- **WHAT IS NEEDED**
Write out each line in which the string "アカマツ群落" is present.

- **PROVIDED RECORDS**
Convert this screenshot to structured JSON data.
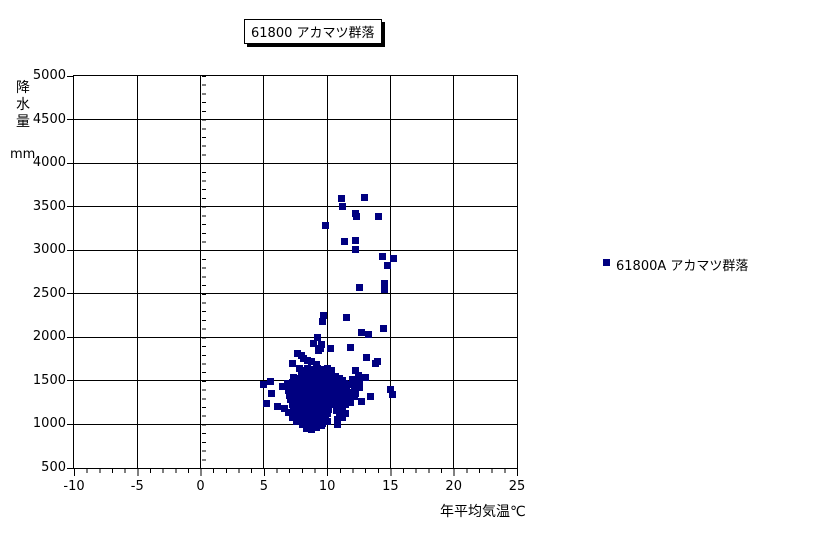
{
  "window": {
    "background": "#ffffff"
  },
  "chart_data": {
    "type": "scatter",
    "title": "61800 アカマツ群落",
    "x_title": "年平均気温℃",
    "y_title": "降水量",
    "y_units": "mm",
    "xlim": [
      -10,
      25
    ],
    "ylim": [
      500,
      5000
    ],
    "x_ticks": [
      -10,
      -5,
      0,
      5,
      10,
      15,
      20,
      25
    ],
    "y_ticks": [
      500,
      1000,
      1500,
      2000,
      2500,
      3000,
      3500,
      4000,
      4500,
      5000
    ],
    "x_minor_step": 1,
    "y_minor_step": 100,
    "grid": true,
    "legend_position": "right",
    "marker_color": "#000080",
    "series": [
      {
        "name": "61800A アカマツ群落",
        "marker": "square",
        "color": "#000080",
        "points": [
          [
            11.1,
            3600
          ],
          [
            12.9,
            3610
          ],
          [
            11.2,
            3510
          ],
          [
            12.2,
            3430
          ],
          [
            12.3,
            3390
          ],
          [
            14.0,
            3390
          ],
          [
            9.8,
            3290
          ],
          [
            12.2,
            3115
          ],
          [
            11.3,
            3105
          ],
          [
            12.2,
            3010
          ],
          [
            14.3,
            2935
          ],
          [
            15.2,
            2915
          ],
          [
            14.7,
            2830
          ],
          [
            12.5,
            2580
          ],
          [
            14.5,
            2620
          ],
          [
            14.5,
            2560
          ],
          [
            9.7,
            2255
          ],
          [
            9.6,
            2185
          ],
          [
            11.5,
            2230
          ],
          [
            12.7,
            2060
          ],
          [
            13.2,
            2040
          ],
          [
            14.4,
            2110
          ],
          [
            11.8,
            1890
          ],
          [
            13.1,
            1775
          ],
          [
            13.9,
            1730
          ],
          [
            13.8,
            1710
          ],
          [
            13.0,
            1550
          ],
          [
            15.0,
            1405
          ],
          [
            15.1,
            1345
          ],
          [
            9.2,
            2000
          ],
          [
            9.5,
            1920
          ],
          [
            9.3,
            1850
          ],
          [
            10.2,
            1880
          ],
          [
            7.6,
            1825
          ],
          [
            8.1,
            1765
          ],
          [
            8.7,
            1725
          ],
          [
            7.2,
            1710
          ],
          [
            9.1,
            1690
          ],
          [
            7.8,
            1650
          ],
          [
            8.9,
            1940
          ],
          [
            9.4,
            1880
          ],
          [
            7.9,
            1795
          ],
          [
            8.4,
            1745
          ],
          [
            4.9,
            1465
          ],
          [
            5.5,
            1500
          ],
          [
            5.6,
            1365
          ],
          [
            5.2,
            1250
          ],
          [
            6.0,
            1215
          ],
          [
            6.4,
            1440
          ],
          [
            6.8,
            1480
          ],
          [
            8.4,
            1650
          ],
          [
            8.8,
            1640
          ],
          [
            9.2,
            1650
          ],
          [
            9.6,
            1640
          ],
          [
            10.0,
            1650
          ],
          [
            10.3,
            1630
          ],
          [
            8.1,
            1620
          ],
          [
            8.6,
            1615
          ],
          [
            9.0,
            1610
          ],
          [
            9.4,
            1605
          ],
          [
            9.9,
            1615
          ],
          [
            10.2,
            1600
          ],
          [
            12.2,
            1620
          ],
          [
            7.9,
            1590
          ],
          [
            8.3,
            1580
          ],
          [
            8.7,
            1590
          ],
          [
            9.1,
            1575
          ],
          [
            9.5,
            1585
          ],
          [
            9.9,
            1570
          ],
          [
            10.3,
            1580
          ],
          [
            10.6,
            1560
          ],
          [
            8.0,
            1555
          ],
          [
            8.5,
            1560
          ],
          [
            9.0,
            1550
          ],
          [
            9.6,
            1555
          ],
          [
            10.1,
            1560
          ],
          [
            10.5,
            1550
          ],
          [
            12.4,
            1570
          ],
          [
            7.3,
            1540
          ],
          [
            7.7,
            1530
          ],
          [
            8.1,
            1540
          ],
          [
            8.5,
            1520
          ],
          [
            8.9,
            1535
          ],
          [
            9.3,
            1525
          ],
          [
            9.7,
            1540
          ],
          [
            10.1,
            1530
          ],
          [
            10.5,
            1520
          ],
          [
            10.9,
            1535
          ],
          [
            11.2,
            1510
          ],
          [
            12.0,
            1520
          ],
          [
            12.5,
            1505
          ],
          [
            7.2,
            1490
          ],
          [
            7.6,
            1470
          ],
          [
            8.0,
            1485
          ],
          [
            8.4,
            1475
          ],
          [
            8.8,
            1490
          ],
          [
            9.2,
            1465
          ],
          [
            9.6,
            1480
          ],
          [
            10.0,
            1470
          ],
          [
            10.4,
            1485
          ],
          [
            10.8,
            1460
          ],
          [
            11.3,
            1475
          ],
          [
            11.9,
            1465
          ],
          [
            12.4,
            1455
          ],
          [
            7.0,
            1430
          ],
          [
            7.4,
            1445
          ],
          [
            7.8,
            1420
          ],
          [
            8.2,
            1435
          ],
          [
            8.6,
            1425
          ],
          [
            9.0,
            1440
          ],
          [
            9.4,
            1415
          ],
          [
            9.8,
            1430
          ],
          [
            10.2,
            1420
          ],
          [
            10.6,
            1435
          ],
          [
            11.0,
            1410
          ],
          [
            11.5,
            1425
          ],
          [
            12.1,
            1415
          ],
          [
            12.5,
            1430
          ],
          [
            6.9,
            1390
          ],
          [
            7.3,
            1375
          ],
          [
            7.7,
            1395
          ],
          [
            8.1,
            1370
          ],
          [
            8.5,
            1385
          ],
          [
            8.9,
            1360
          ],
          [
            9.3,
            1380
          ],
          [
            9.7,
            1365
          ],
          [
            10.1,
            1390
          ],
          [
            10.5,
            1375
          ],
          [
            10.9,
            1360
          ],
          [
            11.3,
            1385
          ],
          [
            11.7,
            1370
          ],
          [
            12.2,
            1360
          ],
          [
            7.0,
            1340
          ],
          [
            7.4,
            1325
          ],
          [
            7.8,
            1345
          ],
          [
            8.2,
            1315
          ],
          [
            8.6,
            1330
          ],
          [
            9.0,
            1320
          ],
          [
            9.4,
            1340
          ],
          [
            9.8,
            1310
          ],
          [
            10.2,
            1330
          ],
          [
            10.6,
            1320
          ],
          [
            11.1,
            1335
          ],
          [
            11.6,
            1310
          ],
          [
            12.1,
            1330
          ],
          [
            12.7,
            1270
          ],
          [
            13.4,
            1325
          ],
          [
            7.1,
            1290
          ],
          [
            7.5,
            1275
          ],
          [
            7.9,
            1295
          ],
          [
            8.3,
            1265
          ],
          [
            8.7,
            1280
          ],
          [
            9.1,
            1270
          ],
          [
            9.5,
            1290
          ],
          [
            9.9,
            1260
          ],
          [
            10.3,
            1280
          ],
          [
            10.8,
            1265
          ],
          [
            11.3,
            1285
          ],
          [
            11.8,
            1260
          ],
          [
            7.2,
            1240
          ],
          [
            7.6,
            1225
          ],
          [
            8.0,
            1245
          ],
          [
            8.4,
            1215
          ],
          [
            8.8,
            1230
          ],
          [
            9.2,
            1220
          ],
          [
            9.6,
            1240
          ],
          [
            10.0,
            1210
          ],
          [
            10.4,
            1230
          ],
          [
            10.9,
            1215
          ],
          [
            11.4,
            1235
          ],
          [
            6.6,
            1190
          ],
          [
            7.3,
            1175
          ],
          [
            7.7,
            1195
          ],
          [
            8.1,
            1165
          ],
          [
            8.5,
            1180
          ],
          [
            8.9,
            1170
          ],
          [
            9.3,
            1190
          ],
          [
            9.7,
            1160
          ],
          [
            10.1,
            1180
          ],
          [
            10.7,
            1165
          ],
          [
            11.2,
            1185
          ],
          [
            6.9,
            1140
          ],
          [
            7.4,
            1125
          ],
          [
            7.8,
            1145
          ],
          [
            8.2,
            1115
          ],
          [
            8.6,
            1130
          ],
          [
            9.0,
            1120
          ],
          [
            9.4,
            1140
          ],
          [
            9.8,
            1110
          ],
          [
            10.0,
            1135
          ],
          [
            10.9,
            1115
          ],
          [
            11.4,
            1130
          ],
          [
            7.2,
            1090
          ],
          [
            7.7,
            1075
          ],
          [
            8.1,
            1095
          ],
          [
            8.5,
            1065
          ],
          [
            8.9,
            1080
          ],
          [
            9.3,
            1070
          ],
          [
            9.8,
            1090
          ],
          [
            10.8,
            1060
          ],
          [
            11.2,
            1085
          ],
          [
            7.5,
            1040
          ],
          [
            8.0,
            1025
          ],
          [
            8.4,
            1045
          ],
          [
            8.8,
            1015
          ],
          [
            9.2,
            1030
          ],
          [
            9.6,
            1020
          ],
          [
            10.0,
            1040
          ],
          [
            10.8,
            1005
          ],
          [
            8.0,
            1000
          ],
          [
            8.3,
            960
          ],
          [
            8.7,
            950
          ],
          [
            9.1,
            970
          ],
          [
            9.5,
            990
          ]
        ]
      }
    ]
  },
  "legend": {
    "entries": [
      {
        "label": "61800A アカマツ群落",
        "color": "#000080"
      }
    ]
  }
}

- **SOLUTION TO THE PROBLEM**
    "title": "61800 アカマツ群落",
        "name": "61800A アカマツ群落",
        "label": "61800A アカマツ群落",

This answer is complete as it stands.